» **SET TASK**: Take the records underneath and set them down exactly.

» **RECORD EXTRACTS**:

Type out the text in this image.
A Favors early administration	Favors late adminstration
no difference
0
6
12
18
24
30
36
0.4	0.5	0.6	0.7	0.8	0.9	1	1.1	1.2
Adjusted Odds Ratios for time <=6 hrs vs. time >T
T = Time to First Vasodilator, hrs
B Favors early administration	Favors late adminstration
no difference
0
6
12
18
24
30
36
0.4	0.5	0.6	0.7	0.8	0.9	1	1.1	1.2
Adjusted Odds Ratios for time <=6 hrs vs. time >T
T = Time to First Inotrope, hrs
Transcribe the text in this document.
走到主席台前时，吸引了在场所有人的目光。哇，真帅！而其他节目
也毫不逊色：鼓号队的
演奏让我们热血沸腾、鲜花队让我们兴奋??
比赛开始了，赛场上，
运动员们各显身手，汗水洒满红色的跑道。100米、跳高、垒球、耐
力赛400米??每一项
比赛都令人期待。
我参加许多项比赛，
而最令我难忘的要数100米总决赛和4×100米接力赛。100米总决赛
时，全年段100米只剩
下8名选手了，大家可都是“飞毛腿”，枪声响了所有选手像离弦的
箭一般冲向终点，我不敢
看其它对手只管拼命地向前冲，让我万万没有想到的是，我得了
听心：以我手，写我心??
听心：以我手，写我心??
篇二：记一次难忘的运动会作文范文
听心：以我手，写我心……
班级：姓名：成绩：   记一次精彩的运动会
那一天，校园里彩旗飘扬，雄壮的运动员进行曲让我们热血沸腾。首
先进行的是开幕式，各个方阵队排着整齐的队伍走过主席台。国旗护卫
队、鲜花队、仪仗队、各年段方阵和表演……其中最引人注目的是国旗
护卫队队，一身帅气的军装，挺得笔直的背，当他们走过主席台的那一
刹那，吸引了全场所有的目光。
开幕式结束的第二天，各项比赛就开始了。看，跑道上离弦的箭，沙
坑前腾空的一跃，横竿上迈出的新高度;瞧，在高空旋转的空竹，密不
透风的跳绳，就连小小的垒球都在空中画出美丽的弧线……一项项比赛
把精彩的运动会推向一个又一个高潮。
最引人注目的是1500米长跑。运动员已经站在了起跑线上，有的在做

» **EXERCISE RESULT**:
Type out the text in this image.
A Favors early administration	Favors late adminstration
no difference
0
6
12
18
24
30
36
0.4	0.5	0.6	0.7	0.8	0.9	1	1.1	1.2
Adjusted Odds Ratios for time <=6 hrs vs. time >T
T = Time to First Vasodilator, hrs
B Favors early administration	Favors late adminstration
no difference
0
6
12
18
24
30
36
0.4	0.5	0.6	0.7	0.8	0.9	1	1.1	1.2
Adjusted Odds Ratios for time <=6 hrs vs. time >T
T = Time to First Inotrope, hrs
Transcribe the text in this document.
走到主席台前时，吸引了在场所有人的目光。哇，真帅！而其他节目
也毫不逊色：鼓号队的
演奏让我们热血沸腾、鲜花队让我们兴奋??
比赛开始了，赛场上，
运动员们各显身手，汗水洒满红色的跑道。100米、跳高、垒球、耐
力赛400米??每一项
比赛都令人期待。
我参加许多项比赛，
而最令我难忘的要数100米总决赛和4×100米接力赛。100米总决赛
时，全年段100米只剩
下8名选手了，大家可都是“飞毛腿”，枪声响了所有选手像离弦的
箭一般冲向终点，我不敢
看其它对手只管拼命地向前冲，让我万万没有想到的是，我得了
听心：以我手，写我心??
听心：以我手，写我心??
篇二：记一次难忘的运动会作文范文
听心：以我手，写我心……
班级：姓名：成绩：   记一次精彩的运动会
那一天，校园里彩旗飘扬，雄壮的运动员进行曲让我们热血沸腾。首
先进行的是开幕式，各个方阵队排着整齐的队伍走过主席台。国旗护卫
队、鲜花队、仪仗队、各年段方阵和表演……其中最引人注目的是国旗
护卫队队，一身帅气的军装，挺得笔直的背，当他们走过主席台的那一
刹那，吸引了全场所有的目光。
开幕式结束的第二天，各项比赛就开始了。看，跑道上离弦的箭，沙
坑前腾空的一跃，横竿上迈出的新高度;瞧，在高空旋转的空竹，密不
透风的跳绳，就连小小的垒球都在空中画出美丽的弧线……一项项比赛
把精彩的运动会推向一个又一个高潮。
最引人注目的是1500米长跑。运动员已经站在了起跑线上，有的在做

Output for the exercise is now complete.